(Dataset entries)

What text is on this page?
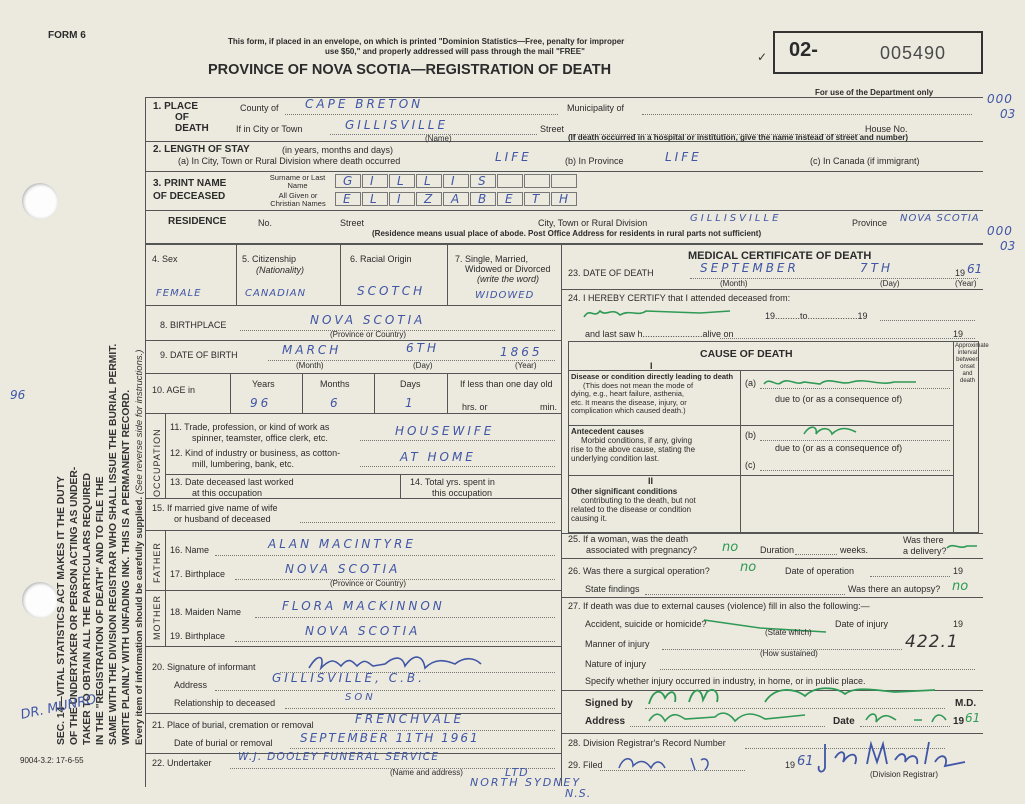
FORM 6
This form, if placed in an envelope, on which is printed "Dominion Statistics—Free, penalty for improper
use $50," and properly addressed will pass through the mail "FREE"
PROVINCE OF NOVA SCOTIA—REGISTRATION OF DEATH
02-	005490
✓
For use of the Department only	000
03
000
03
SEC. 14—VITAL STATISTICS ACT MAKES IT THE DUTY OF THE UNDERTAKER OR PERSON ACTING AS UNDER- TAKER TO OBTAIN ALL THE PARTICULARS REQUIRED IN THE "REGISTRATION OF DEATH" AND TO FILE THE SAME WITH THE DIVISION REGISTRAR WHO SHALL ISSUE THE BURIAL PERMIT. WRITE PLAINLY WITH UNFADING INK. THIS IS A PERMANENT RECORD. Every item of information should be carefully supplied. (See reverse side for instructions.)
96
DR. MUNRO
9004-3.2: 17-6-55
1. PLACE
OF
DEATH
County of CAPE BRETON	Municipality of
If in City or Town	GILLISVILLE
(Name)
Street	House No.
(If death occurred in a hospital or institution, give the name instead of street and number)
2. LENGTH OF STAY	(in years, months and days)
(a) In City, Town or Rural Division where death occurred	LIFE	(b) In Province	LIFE	(c) In Canada (if immigrant)
3. PRINT NAME
OF DECEASED
Surname or Last Name
All Given or Christian Names
G I L L I S
E L I Z A B E T H
RESIDENCE	No.	Street	City, Town or Rural Division	GILLISVILLE	Province NOVA SCOTIA
(Residence means usual place of abode. Post Office Address for residents in rural parts not sufficient)
4. Sex
FEMALE
5. Citizenship
(Nationality)
CANADIAN
6. Racial Origin
SCOTCH
7. Single, Married,
Widowed or Divorced
(write the word)
WIDOWED
8. BIRTHPLACE	NOVA SCOTIA
(Province or Country)
9. DATE OF BIRTH	MARCH	6TH	1865
(Month)	(Day)	(Year)
10. AGE in
Years	Months	Days	If less than one day old
96	6	1	hrs. or	min.
OCCUPATION
11. Trade, profession, or kind of work as
spinner, teamster, office clerk, etc.	HOUSEWIFE
12. Kind of industry or business, as cotton-
mill, lumbering, bank, etc.	AT HOME
13. Date deceased last worked
at this occupation
14. Total yrs. spent in
this occupation
15. If married give name of wife
or husband of deceased
FATHER 16. Name	ALAN MACINTYRE
17. Birthplace	NOVA SCOTIA
(Province or Country)
MOTHER 18. Maiden Name	FLORA MACKINNON
19. Birthplace	NOVA SCOTIA
20. Signature of informant
Address	GILLISVILLE, C.B.
Relationship to deceased	SON
21. Place of burial, cremation or removal	FRENCHVALE
Date of burial or removal SEPTEMBER 11TH 1961
22. Undertaker	W.J. DOOLEY FUNERAL SERVICE
(Name and address)	LTD
NORTH SYDNEY
N.S.
MEDICAL CERTIFICATE OF DEATH
23. DATE OF DEATH	SEPTEMBER	7TH	19 61
(Month)	(Day)	(Year)
24. I HEREBY CERTIFY that I attended deceased from:
19..........to....................19
and last saw h........................alive on	19
CAUSE OF DEATH
Approximate interval between onset and death
I
Disease or condition directly leading to death
(This does not mean the mode of
dying, e.g., heart failure, asthenia,
etc. It means the disease, injury, or
complication which caused death.)
(a)
due to (or as a consequence of)
Antecedent causes
Morbid conditions, if any, giving
rise to the above cause, stating the
underlying condition last.
(b)
due to (or as a consequence of)
(c)
II
Other significant conditions
contributing to the death, but not
related to the disease or condition
causing it.
25. If a woman, was the death
associated with pregnancy? no Duration	weeks.
Was there
a delivery?
26. Was there a surgical operation? no	Date of operation	19
State findings	Was there an autopsy? no
27. If death was due to external causes (violence) fill in also the following:—
Accident, suicide or homicide?
(State which)
Date of injury	19
422.1
Manner of injury
(How sustained)
Nature of injury
Specify whether injury occurred in industry, in home, or in public place.
Signed by	M.D.
Address	Date	19 61
28. Division Registrar's Record Number
29. Filed	19 61
(Division Registrar)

OBJECTIVE:
In the copy, include no pictures; restate the listing above exactly.

RESPONSE TO THIS TASK:
What text is on this page?
FORM 6
This form, if placed in an envelope, on which is printed "Dominion Statistics—Free, penalty for improper
use $50," and properly addressed will pass through the mail "FREE"
PROVINCE OF NOVA SCOTIA—REGISTRATION OF DEATH
02-	005490
✓
For use of the Department only	000
03
000
03
SEC. 14—VITAL STATISTICS ACT MAKES IT THE DUTY OF THE UNDERTAKER OR PERSON ACTING AS UNDER- TAKER TO OBTAIN ALL THE PARTICULARS REQUIRED IN THE "REGISTRATION OF DEATH" AND TO FILE THE SAME WITH THE DIVISION REGISTRAR WHO SHALL ISSUE THE BURIAL PERMIT. WRITE PLAINLY WITH UNFADING INK. THIS IS A PERMANENT RECORD. Every item of information should be carefully supplied. (See reverse side for instructions.)
96
DR. MUNRO
9004-3.2: 17-6-55
1. PLACE
OF
DEATH
County of CAPE BRETON	Municipality of
If in City or Town	GILLISVILLE
(Name)
Street	House No.
(If death occurred in a hospital or institution, give the name instead of street and number)
2. LENGTH OF STAY	(in years, months and days)
(a) In City, Town or Rural Division where death occurred	LIFE	(b) In Province	LIFE	(c) In Canada (if immigrant)
3. PRINT NAME
OF DECEASED
Surname or Last Name
All Given or Christian Names
G I L L I S
E L I Z A B E T H
RESIDENCE	No.	Street	City, Town or Rural Division	GILLISVILLE	Province NOVA SCOTIA
(Residence means usual place of abode. Post Office Address for residents in rural parts not sufficient)
4. Sex
FEMALE
5. Citizenship
(Nationality)
CANADIAN
6. Racial Origin
SCOTCH
7. Single, Married,
Widowed or Divorced
(write the word)
WIDOWED
8. BIRTHPLACE	NOVA SCOTIA
(Province or Country)
9. DATE OF BIRTH	MARCH	6TH	1865
(Month)	(Day)	(Year)
10. AGE in
Years	Months	Days	If less than one day old
96	6	1	hrs. or	min.
OCCUPATION
11. Trade, profession, or kind of work as
spinner, teamster, office clerk, etc.	HOUSEWIFE
12. Kind of industry or business, as cotton-
mill, lumbering, bank, etc.	AT HOME
13. Date deceased last worked
at this occupation
14. Total yrs. spent in
this occupation
15. If married give name of wife
or husband of deceased
FATHER 16. Name	ALAN MACINTYRE
17. Birthplace	NOVA SCOTIA
(Province or Country)
MOTHER 18. Maiden Name	FLORA MACKINNON
19. Birthplace	NOVA SCOTIA
20. Signature of informant
Address	GILLISVILLE, C.B.
Relationship to deceased	SON
21. Place of burial, cremation or removal	FRENCHVALE
Date of burial or removal SEPTEMBER 11TH 1961
22. Undertaker	W.J. DOOLEY FUNERAL SERVICE
(Name and address)	LTD
NORTH SYDNEY
N.S.
MEDICAL CERTIFICATE OF DEATH
23. DATE OF DEATH	SEPTEMBER	7TH	19 61
(Month)	(Day)	(Year)
24. I HEREBY CERTIFY that I attended deceased from:
19..........to....................19
and last saw h........................alive on	19
CAUSE OF DEATH
Approximate interval between onset and death
I
Disease or condition directly leading to death
(This does not mean the mode of
dying, e.g., heart failure, asthenia,
etc. It means the disease, injury, or
complication which caused death.)
(a)
due to (or as a consequence of)
Antecedent causes
Morbid conditions, if any, giving
rise to the above cause, stating the
underlying condition last.
(b)
due to (or as a consequence of)
(c)
II
Other significant conditions
contributing to the death, but not
related to the disease or condition
causing it.
25. If a woman, was the death
associated with pregnancy? no Duration	weeks.
Was there
a delivery?
26. Was there a surgical operation? no	Date of operation	19
State findings	Was there an autopsy? no
27. If death was due to external causes (violence) fill in also the following:—
Accident, suicide or homicide?
(State which)
Date of injury	19
422.1
Manner of injury
(How sustained)
Nature of injury
Specify whether injury occurred in industry, in home, or in public place.
Signed by	M.D.
Address	Date	19 61
28. Division Registrar's Record Number
29. Filed	19 61
(Division Registrar)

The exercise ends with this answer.